Your objective. Going through the material below, please gather all lines with the word "облікової" in them.

───── Provided data

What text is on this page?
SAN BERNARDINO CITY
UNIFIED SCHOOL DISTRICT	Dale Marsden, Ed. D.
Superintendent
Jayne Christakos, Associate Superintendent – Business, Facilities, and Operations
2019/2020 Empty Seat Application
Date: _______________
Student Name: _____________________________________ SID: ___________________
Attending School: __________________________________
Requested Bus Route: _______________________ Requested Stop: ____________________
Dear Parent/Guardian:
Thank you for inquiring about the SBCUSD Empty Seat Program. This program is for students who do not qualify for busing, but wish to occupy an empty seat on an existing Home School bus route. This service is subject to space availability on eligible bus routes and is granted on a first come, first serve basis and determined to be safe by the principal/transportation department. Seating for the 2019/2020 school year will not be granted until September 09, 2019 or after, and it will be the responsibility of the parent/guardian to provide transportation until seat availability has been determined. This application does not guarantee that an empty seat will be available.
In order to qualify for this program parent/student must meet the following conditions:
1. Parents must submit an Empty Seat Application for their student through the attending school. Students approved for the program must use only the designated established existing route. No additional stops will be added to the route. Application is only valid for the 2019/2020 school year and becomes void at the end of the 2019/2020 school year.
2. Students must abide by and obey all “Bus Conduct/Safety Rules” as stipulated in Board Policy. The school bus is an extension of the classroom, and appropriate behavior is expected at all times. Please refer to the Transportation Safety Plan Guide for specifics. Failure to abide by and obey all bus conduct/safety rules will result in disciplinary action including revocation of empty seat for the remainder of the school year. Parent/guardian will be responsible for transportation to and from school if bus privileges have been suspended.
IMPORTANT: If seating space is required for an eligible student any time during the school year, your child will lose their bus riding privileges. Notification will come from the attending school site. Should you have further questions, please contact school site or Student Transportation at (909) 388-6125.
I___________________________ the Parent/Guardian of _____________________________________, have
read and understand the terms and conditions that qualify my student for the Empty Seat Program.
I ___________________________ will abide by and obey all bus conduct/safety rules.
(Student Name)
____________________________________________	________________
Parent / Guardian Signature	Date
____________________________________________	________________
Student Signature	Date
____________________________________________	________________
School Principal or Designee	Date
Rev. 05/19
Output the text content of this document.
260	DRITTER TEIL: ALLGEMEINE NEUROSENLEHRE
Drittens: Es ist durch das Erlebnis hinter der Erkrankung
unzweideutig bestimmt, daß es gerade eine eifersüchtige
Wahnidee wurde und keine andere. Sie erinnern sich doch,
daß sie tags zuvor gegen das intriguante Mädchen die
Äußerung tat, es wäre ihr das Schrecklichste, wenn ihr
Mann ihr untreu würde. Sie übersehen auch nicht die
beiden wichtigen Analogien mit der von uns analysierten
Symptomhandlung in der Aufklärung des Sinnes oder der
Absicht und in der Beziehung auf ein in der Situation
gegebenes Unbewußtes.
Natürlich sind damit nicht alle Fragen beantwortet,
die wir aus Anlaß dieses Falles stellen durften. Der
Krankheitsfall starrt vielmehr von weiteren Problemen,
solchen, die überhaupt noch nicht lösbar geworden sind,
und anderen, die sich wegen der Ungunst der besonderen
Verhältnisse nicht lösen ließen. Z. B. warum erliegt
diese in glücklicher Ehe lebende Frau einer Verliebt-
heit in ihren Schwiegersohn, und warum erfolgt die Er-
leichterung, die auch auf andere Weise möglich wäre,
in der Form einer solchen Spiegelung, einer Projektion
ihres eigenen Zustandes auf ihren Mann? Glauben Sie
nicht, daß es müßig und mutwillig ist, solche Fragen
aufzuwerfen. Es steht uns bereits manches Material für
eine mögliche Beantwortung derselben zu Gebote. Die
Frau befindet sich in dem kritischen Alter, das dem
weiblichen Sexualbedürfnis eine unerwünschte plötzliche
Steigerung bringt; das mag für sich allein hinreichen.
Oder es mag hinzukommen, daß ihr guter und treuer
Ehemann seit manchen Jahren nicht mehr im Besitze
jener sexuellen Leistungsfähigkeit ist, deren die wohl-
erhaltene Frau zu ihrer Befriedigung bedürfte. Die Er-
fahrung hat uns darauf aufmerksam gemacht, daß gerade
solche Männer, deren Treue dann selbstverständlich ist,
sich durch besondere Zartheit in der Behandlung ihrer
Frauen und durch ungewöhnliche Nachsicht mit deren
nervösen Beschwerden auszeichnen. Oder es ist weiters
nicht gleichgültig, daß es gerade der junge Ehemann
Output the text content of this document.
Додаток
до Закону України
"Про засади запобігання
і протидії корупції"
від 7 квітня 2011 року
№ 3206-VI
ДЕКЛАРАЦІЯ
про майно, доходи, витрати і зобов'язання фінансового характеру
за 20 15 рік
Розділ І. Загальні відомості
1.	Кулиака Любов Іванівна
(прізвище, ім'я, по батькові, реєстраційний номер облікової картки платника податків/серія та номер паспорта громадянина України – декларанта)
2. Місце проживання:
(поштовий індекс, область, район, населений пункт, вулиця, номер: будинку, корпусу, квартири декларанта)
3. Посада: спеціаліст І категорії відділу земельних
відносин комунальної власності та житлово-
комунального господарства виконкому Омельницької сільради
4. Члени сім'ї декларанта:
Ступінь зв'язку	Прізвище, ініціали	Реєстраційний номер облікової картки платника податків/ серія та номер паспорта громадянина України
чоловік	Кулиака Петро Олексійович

──────────

The solution.
(прізвище, ім'я, по батькові, реєстраційний номер облікової картки платника податків/серія та номер паспорта громадянина України – декларанта)
Ступінь зв'язку	Прізвище, ініціали	Реєстраційний номер облікової картки платника податків/ серія та номер паспорта громадянина України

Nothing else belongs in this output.